Instruction: Extract every line of the material below and reproduce it faithfully.

Information supplied:
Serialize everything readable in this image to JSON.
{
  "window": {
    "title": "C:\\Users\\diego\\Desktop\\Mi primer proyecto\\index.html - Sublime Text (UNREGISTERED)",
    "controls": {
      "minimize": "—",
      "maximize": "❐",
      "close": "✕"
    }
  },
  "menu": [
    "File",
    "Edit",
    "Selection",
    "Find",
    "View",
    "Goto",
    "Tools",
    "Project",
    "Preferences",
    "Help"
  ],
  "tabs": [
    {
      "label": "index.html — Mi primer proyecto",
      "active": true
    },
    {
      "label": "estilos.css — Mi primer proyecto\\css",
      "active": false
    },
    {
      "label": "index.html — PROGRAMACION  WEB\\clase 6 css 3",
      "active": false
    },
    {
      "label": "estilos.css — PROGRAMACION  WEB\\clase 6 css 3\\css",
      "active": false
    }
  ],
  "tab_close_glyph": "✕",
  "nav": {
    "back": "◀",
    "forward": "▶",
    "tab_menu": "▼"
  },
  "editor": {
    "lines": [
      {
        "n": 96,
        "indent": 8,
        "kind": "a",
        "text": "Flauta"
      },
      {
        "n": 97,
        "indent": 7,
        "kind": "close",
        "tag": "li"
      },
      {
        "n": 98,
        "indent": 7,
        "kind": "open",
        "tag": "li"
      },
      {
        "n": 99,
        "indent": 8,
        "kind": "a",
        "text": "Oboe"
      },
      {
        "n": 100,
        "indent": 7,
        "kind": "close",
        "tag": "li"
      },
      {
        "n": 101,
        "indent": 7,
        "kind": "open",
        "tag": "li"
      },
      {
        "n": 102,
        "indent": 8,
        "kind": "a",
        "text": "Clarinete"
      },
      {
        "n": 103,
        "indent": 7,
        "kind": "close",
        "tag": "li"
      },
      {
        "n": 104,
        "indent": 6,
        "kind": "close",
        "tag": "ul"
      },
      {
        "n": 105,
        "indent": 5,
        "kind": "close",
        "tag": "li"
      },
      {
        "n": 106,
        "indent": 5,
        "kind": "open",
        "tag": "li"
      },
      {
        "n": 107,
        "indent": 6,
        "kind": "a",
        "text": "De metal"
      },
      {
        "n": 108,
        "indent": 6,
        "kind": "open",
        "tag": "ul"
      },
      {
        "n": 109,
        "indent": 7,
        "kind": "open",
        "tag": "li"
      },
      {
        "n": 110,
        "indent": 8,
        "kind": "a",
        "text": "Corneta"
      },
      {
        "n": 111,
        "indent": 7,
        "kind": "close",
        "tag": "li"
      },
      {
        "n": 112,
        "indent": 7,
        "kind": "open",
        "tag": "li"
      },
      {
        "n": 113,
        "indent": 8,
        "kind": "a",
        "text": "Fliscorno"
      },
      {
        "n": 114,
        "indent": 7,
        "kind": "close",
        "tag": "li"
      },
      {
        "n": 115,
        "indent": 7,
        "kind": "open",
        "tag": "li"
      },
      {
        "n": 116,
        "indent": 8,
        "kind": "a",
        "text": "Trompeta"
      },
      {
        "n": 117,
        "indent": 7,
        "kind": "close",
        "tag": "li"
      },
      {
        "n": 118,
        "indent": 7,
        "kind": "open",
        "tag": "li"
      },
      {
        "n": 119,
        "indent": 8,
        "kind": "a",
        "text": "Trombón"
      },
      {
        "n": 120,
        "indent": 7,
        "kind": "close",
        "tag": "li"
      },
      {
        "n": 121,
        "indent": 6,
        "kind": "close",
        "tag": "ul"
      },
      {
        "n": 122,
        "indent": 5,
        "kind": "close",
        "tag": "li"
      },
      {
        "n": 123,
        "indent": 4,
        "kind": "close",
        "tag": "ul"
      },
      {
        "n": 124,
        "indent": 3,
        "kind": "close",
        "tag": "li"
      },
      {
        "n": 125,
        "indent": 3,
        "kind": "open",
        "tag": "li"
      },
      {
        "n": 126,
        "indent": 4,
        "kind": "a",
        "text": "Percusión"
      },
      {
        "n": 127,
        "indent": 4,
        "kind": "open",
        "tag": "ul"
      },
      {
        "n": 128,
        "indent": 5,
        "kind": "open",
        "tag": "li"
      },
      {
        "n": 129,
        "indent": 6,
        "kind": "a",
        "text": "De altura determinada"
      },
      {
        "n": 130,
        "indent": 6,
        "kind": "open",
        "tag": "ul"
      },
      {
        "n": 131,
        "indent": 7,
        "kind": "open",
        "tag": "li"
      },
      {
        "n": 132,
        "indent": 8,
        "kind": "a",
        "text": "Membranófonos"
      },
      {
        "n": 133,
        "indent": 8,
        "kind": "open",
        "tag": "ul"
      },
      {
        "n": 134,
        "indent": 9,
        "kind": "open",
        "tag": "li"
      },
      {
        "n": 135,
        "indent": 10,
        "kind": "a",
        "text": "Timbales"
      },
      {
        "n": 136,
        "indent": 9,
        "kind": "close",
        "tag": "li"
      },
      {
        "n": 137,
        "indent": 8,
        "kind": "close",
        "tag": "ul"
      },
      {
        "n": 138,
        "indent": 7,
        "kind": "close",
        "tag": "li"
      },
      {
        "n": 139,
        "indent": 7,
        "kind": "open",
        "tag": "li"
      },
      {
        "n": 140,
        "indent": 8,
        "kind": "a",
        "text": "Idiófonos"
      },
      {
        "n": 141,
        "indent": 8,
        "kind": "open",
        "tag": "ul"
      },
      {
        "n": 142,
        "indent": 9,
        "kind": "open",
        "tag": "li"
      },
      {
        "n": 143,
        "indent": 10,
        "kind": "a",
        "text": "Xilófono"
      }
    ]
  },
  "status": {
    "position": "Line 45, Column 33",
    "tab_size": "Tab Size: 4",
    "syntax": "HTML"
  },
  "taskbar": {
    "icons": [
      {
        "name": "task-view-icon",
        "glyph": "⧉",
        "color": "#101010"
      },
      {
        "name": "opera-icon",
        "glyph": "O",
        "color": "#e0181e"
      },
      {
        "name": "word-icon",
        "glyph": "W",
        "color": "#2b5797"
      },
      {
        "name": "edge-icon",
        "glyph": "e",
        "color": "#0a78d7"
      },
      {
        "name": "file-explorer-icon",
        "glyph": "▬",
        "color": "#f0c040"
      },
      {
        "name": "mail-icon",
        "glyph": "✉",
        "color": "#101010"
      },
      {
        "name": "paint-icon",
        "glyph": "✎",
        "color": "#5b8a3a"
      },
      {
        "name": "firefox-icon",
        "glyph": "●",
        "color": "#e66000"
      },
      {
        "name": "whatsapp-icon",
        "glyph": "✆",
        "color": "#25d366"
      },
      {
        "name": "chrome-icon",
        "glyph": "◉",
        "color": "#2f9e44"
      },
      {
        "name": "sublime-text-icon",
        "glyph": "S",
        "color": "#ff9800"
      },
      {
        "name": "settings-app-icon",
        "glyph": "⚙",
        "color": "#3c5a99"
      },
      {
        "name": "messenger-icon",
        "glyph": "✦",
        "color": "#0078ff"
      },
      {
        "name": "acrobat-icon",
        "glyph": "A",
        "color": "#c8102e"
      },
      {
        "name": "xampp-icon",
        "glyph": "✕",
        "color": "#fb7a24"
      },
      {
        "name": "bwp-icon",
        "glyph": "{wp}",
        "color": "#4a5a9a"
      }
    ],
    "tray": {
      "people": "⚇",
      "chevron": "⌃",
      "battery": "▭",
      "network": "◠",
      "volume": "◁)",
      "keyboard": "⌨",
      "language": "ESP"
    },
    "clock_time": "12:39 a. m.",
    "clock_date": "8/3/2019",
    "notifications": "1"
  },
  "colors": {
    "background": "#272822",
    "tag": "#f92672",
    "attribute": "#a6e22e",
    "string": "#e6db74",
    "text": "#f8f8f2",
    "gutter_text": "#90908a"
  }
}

Worked solution:
Serialize everything readable in this image to JSON.
{
  "window": {
    "title": "C:\\Users\\diego\\Desktop\\Mi primer proyecto\\index.html - Sublime Text (UNREGISTERED)",
    "controls": {
      "minimize": "—",
      "maximize": "❐",
      "close": "✕"
    }
  },
  "menu": [
    "File",
    "Edit",
    "Selection",
    "Find",
    "View",
    "Goto",
    "Tools",
    "Project",
    "Preferences",
    "Help"
  ],
  "tabs": [
    {
      "label": "index.html — Mi primer proyecto",
      "active": true
    },
    {
      "label": "estilos.css — Mi primer proyecto\\css",
      "active": false
    },
    {
      "label": "index.html — PROGRAMACION  WEB\\clase 6 css 3",
      "active": false
    },
    {
      "label": "estilos.css — PROGRAMACION  WEB\\clase 6 css 3\\css",
      "active": false
    }
  ],
  "tab_close_glyph": "✕",
  "nav": {
    "back": "◀",
    "forward": "▶",
    "tab_menu": "▼"
  },
  "editor": {
    "lines": [
      {
        "n": 96,
        "indent": 8,
        "kind": "a",
        "text": "Flauta"
      },
      {
        "n": 97,
        "indent": 7,
        "kind": "close",
        "tag": "li"
      },
      {
        "n": 98,
        "indent": 7,
        "kind": "open",
        "tag": "li"
      },
      {
        "n": 99,
        "indent": 8,
        "kind": "a",
        "text": "Oboe"
      },
      {
        "n": 100,
        "indent": 7,
        "kind": "close",
        "tag": "li"
      },
      {
        "n": 101,
        "indent": 7,
        "kind": "open",
        "tag": "li"
      },
      {
        "n": 102,
        "indent": 8,
        "kind": "a",
        "text": "Clarinete"
      },
      {
        "n": 103,
        "indent": 7,
        "kind": "close",
        "tag": "li"
      },
      {
        "n": 104,
        "indent": 6,
        "kind": "close",
        "tag": "ul"
      },
      {
        "n": 105,
        "indent": 5,
        "kind": "close",
        "tag": "li"
      },
      {
        "n": 106,
        "indent": 5,
        "kind": "open",
        "tag": "li"
      },
      {
        "n": 107,
        "indent": 6,
        "kind": "a",
        "text": "De metal"
      },
      {
        "n": 108,
        "indent": 6,
        "kind": "open",
        "tag": "ul"
      },
      {
        "n": 109,
        "indent": 7,
        "kind": "open",
        "tag": "li"
      },
      {
        "n": 110,
        "indent": 8,
        "kind": "a",
        "text": "Corneta"
      },
      {
        "n": 111,
        "indent": 7,
        "kind": "close",
        "tag": "li"
      },
      {
        "n": 112,
        "indent": 7,
        "kind": "open",
        "tag": "li"
      },
      {
        "n": 113,
        "indent": 8,
        "kind": "a",
        "text": "Fliscorno"
      },
      {
        "n": 114,
        "indent": 7,
        "kind": "close",
        "tag": "li"
      },
      {
        "n": 115,
        "indent": 7,
        "kind": "open",
        "tag": "li"
      },
      {
        "n": 116,
        "indent": 8,
        "kind": "a",
        "text": "Trompeta"
      },
      {
        "n": 117,
        "indent": 7,
        "kind": "close",
        "tag": "li"
      },
      {
        "n": 118,
        "indent": 7,
        "kind": "open",
        "tag": "li"
      },
      {
        "n": 119,
        "indent": 8,
        "kind": "a",
        "text": "Trombón"
      },
      {
        "n": 120,
        "indent": 7,
        "kind": "close",
        "tag": "li"
      },
      {
        "n": 121,
        "indent": 6,
        "kind": "close",
        "tag": "ul"
      },
      {
        "n": 122,
        "indent": 5,
        "kind": "close",
        "tag": "li"
      },
      {
        "n": 123,
        "indent": 4,
        "kind": "close",
        "tag": "ul"
      },
      {
        "n": 124,
        "indent": 3,
        "kind": "close",
        "tag": "li"
      },
      {
        "n": 125,
        "indent": 3,
        "kind": "open",
        "tag": "li"
      },
      {
        "n": 126,
        "indent": 4,
        "kind": "a",
        "text": "Percusión"
      },
      {
        "n": 127,
        "indent": 4,
        "kind": "open",
        "tag": "ul"
      },
      {
        "n": 128,
        "indent": 5,
        "kind": "open",
        "tag": "li"
      },
      {
        "n": 129,
        "indent": 6,
        "kind": "a",
        "text": "De altura determinada"
      },
      {
        "n": 130,
        "indent": 6,
        "kind": "open",
        "tag": "ul"
      },
      {
        "n": 131,
        "indent": 7,
        "kind": "open",
        "tag": "li"
      },
      {
        "n": 132,
        "indent": 8,
        "kind": "a",
        "text": "Membranófonos"
      },
      {
        "n": 133,
        "indent": 8,
        "kind": "open",
        "tag": "ul"
      },
      {
        "n": 134,
        "indent": 9,
        "kind": "open",
        "tag": "li"
      },
      {
        "n": 135,
        "indent": 10,
        "kind": "a",
        "text": "Timbales"
      },
      {
        "n": 136,
        "indent": 9,
        "kind": "close",
        "tag": "li"
      },
      {
        "n": 137,
        "indent": 8,
        "kind": "close",
        "tag": "ul"
      },
      {
        "n": 138,
        "indent": 7,
        "kind": "close",
        "tag": "li"
      },
      {
        "n": 139,
        "indent": 7,
        "kind": "open",
        "tag": "li"
      },
      {
        "n": 140,
        "indent": 8,
        "kind": "a",
        "text": "Idiófonos"
      },
      {
        "n": 141,
        "indent": 8,
        "kind": "open",
        "tag": "ul"
      },
      {
        "n": 142,
        "indent": 9,
        "kind": "open",
        "tag": "li"
      },
      {
        "n": 143,
        "indent": 10,
        "kind": "a",
        "text": "Xilófono"
      }
    ]
  },
  "status": {
    "position": "Line 45, Column 33",
    "tab_size": "Tab Size: 4",
    "syntax": "HTML"
  },
  "taskbar": {
    "icons": [
      {
        "name": "task-view-icon",
        "glyph": "⧉",
        "color": "#101010"
      },
      {
        "name": "opera-icon",
        "glyph": "O",
        "color": "#e0181e"
      },
      {
        "name": "word-icon",
        "glyph": "W",
        "color": "#2b5797"
      },
      {
        "name": "edge-icon",
        "glyph": "e",
        "color": "#0a78d7"
      },
      {
        "name": "file-explorer-icon",
        "glyph": "▬",
        "color": "#f0c040"
      },
      {
        "name": "mail-icon",
        "glyph": "✉",
        "color": "#101010"
      },
      {
        "name": "paint-icon",
        "glyph": "✎",
        "color": "#5b8a3a"
      },
      {
        "name": "firefox-icon",
        "glyph": "●",
        "color": "#e66000"
      },
      {
        "name": "whatsapp-icon",
        "glyph": "✆",
        "color": "#25d366"
      },
      {
        "name": "chrome-icon",
        "glyph": "◉",
        "color": "#2f9e44"
      },
      {
        "name": "sublime-text-icon",
        "glyph": "S",
        "color": "#ff9800"
      },
      {
        "name": "settings-app-icon",
        "glyph": "⚙",
        "color": "#3c5a99"
      },
      {
        "name": "messenger-icon",
        "glyph": "✦",
        "color": "#0078ff"
      },
      {
        "name": "acrobat-icon",
        "glyph": "A",
        "color": "#c8102e"
      },
      {
        "name": "xampp-icon",
        "glyph": "✕",
        "color": "#fb7a24"
      },
      {
        "name": "bwp-icon",
        "glyph": "{wp}",
        "color": "#4a5a9a"
      }
    ],
    "tray": {
      "people": "⚇",
      "chevron": "⌃",
      "battery": "▭",
      "network": "◠",
      "volume": "◁)",
      "keyboard": "⌨",
      "language": "ESP"
    },
    "clock_time": "12:39 a. m.",
    "clock_date": "8/3/2019",
    "notifications": "1"
  },
  "colors": {
    "background": "#272822",
    "tag": "#f92672",
    "attribute": "#a6e22e",
    "string": "#e6db74",
    "text": "#f8f8f2",
    "gutter_text": "#90908a"
  }
}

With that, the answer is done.